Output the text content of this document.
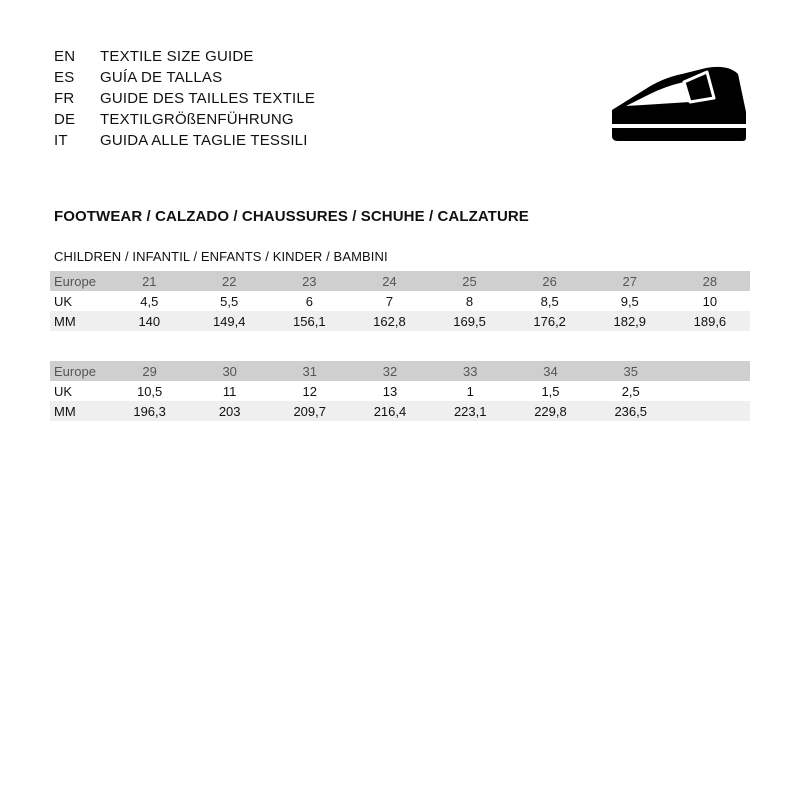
EN	TEXTILE SIZE GUIDE
ES	GUÍA DE TALLAS
FR	GUIDE DES TAILLES TEXTILE
DE	TEXTILGRÖßENFÜHRUNG
IT	GUIDA ALLE TAGLIE TESSILI
FOOTWEAR / CALZADO / CHAUSSURES / SCHUHE / CALZATURE
CHILDREN / INFANTIL / ENFANTS / KINDER / BAMBINI
Europe	21	22	23	24	25	26	27	28
UK	4,5	5,5	6	7	8	8,5	9,5	10
MM	140	149,4	156,1	162,8	169,5	176,2	182,9	189,6
Europe	29	30	31	32	33	34	35	
UK	10,5	11	12	13	1	1,5	2,5	
MM	196,3	203	209,7	216,4	223,1	229,8	236,5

+ + + +

INSTRUCTIONS TO FOLLOW: All entries are to be retyped exactly. Omit any embedded images.

OUTPUT OF THE TASK:
Output the text content of this document.
EN	TEXTILE SIZE GUIDE
ES	GUÍA DE TALLAS
FR	GUIDE DES TAILLES TEXTILE
DE	TEXTILGRÖßENFÜHRUNG
IT	GUIDA ALLE TAGLIE TESSILI
FOOTWEAR / CALZADO / CHAUSSURES / SCHUHE / CALZATURE
CHILDREN / INFANTIL / ENFANTS / KINDER / BAMBINI
Europe	21	22	23	24	25	26	27	28
UK	4,5	5,5	6	7	8	8,5	9,5	10
MM	140	149,4	156,1	162,8	169,5	176,2	182,9	189,6
Europe	29	30	31	32	33	34	35	
UK	10,5	11	12	13	1	1,5	2,5	
MM	196,3	203	209,7	216,4	223,1	229,8	236,5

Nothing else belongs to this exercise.